------ Information shown ------

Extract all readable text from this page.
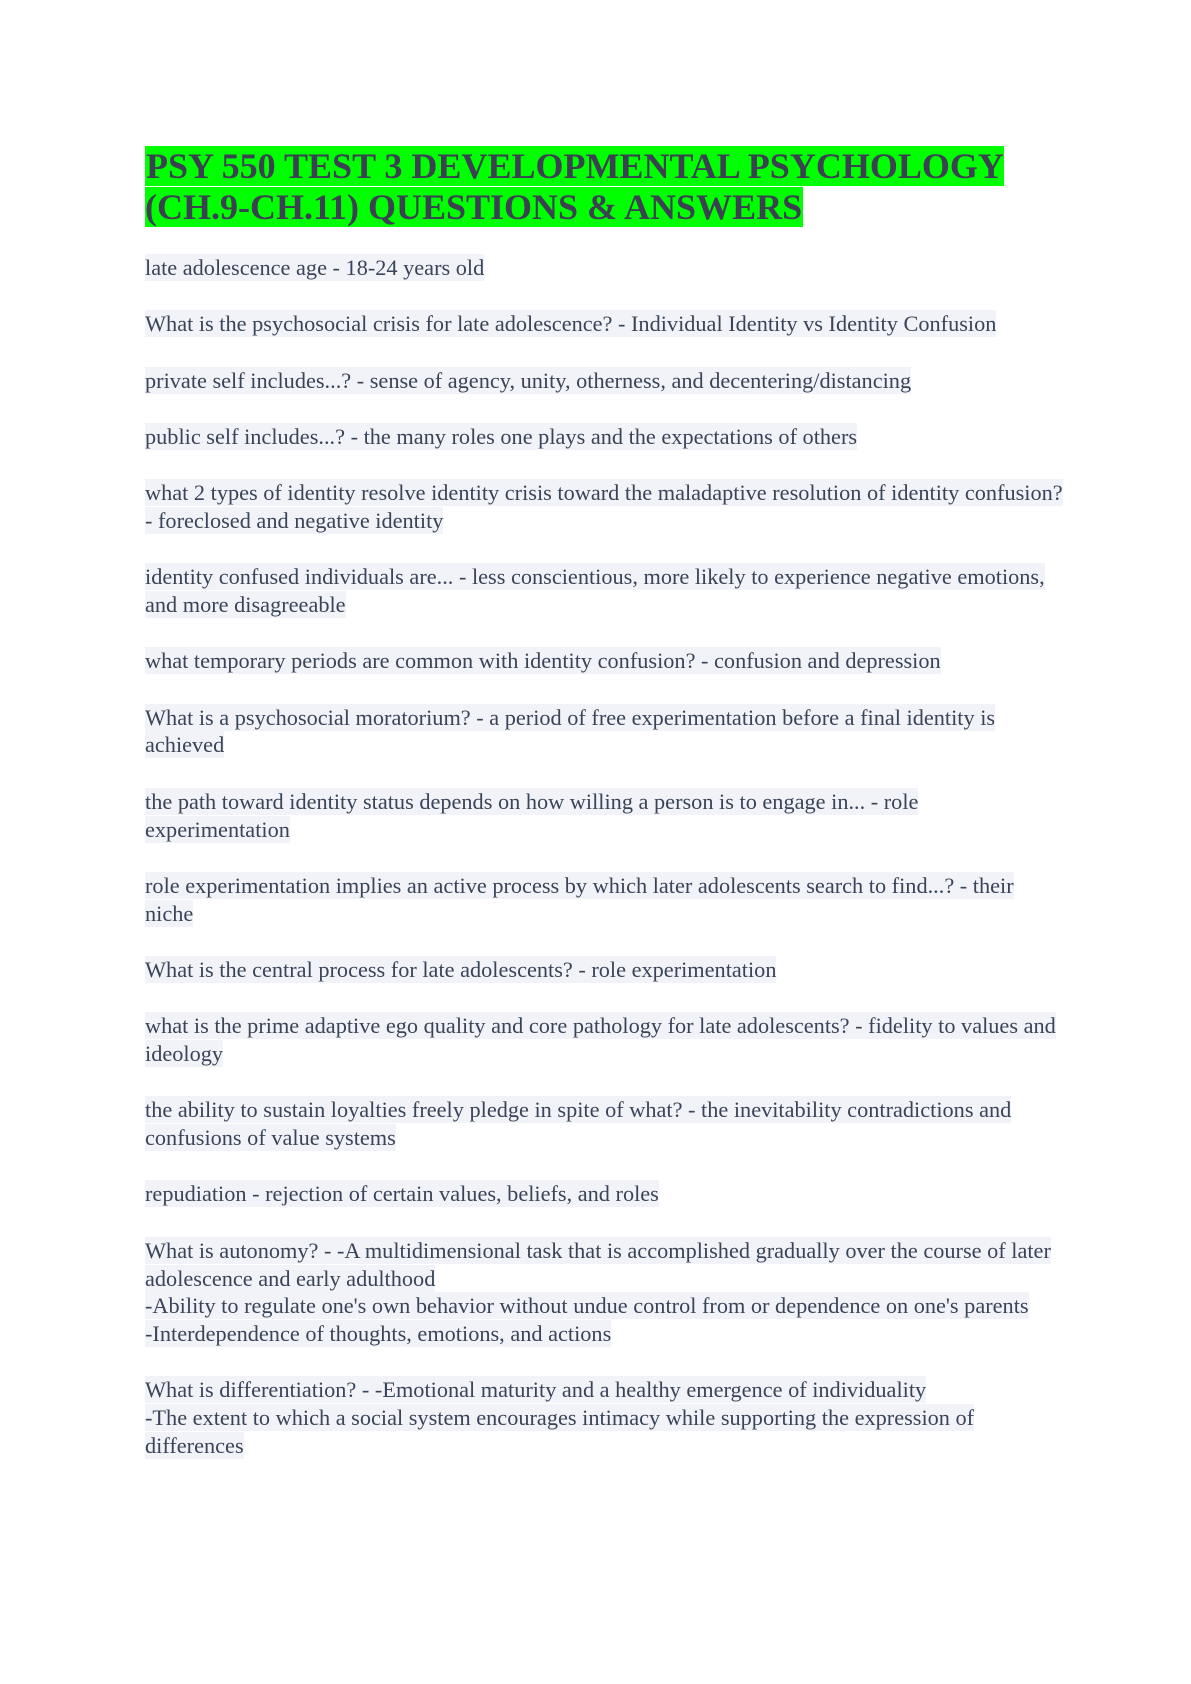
PSY 550 TEST 3 DEVELOPMENTAL PSYCHOLOGY (CH.9-CH.11) QUESTIONS & ANSWERS

late adolescence age - 18-24 years old

What is the psychosocial crisis for late adolescence? - Individual Identity vs Identity Confusion

private self includes...? - sense of agency, unity, otherness, and decentering/distancing

public self includes...? - the many roles one plays and the expectations of others

what 2 types of identity resolve identity crisis toward the maladaptive resolution of identity confusion? - foreclosed and negative identity

identity confused individuals are... - less conscientious, more likely to experience negative emotions, and more disagreeable

what temporary periods are common with identity confusion? - confusion and depression

What is a psychosocial moratorium? - a period of free experimentation before a final identity is achieved

the path toward identity status depends on how willing a person is to engage in... - role experimentation

role experimentation implies an active process by which later adolescents search to find...? - their niche

What is the central process for late adolescents? - role experimentation

what is the prime adaptive ego quality and core pathology for late adolescents? - fidelity to values and ideology

the ability to sustain loyalties freely pledge in spite of what? - the inevitability contradictions and confusions of value systems

repudiation - rejection of certain values, beliefs, and roles

What is autonomy? - -A multidimensional task that is accomplished gradually over the course of later adolescence and early adulthood
-Ability to regulate one's own behavior without undue control from or dependence on one's parents
-Interdependence of thoughts, emotions, and actions

What is differentiation? - -Emotional maturity and a healthy emergence of individuality
-The extent to which a social system encourages intimacy while supporting the expression of differences
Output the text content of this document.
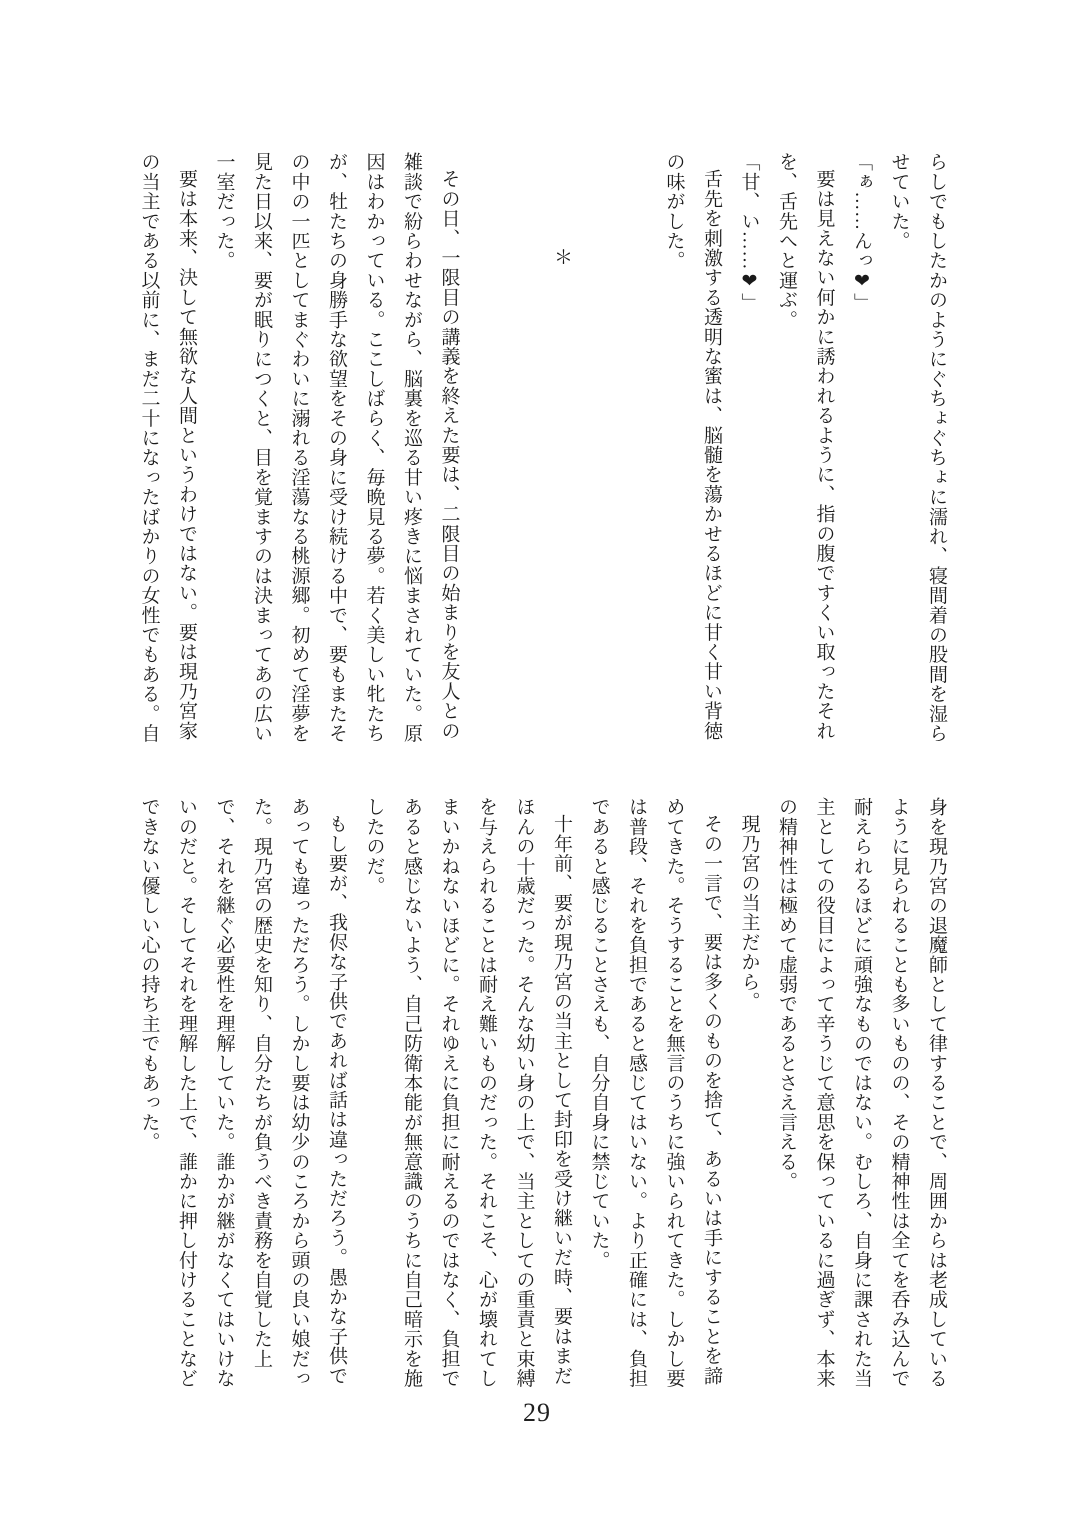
らしでもしたかのようにぐちょぐちょに濡れ、寝間着の股間を湿ら

せていた。

「ぁ……んっ❤」

要は見えない何かに誘われるように、指の腹ですくい取ったそれ

を、舌先へと運ぶ。

「甘、い……❤」

舌先を刺激する透明な蜜は、脳髄を蕩かせるほどに甘く甘い背徳

の味がした。

＊

その日、一限目の講義を終えた要は、二限目の始まりを友人との

雑談で紛らわせながら、脳裏を巡る甘い疼きに悩まされていた。原

因はわかっている。ここしばらく、毎晩見る夢。若く美しい牝たち

が、牡たちの身勝手な欲望をその身に受け続ける中で、要もまたそ

の中の一匹としてまぐわいに溺れる淫蕩なる桃源郷。初めて淫夢を

見た日以来、要が眠りにつくと、目を覚ますのは決まってあの広い

一室だった。

要は本来、決して無欲な人間というわけではない。要は現乃宮家

の当主である以前に、まだ二十になったばかりの女性でもある。自

身を現乃宮の退魔師として律することで、周囲からは老成している

ように見られることも多いものの、その精神性は全てを呑み込んで

耐えられるほどに頑強なものではない。むしろ、自身に課された当

主としての役目によって辛うじて意思を保っているに過ぎず、本来

の精神性は極めて虚弱であるとさえ言える。

現乃宮の当主だから。

その一言で、要は多くのものを捨て、あるいは手にすることを諦

めてきた。そうすることを無言のうちに強いられてきた。しかし要

は普段、それを負担であると感じてはいない。より正確には、負担

であると感じることさえも、自分自身に禁じていた。

十年前、要が現乃宮の当主として封印を受け継いだ時、要はまだ

ほんの十歳だった。そんな幼い身の上で、当主としての重責と束縛

を与えられることは耐え難いものだった。それこそ、心が壊れてし

まいかねないほどに。それゆえに負担に耐えるのではなく、負担で

あると感じないよう、自己防衛本能が無意識のうちに自己暗示を施

したのだ。

もし要が、我侭な子供であれば話は違っただろう。愚かな子供で

あっても違っただろう。しかし要は幼少のころから頭の良い娘だっ

た。現乃宮の歴史を知り、自分たちが負うべき責務を自覚した上

で、それを継ぐ必要性を理解していた。誰かが継がなくてはいけな

いのだと。そしてそれを理解した上で、誰かに押し付けることなど

できない優しい心の持ち主でもあった。

29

------

Filter the listing for the word "text" and copy every line that holds it.

Extract all readable text from this page.
Output the text content of this document.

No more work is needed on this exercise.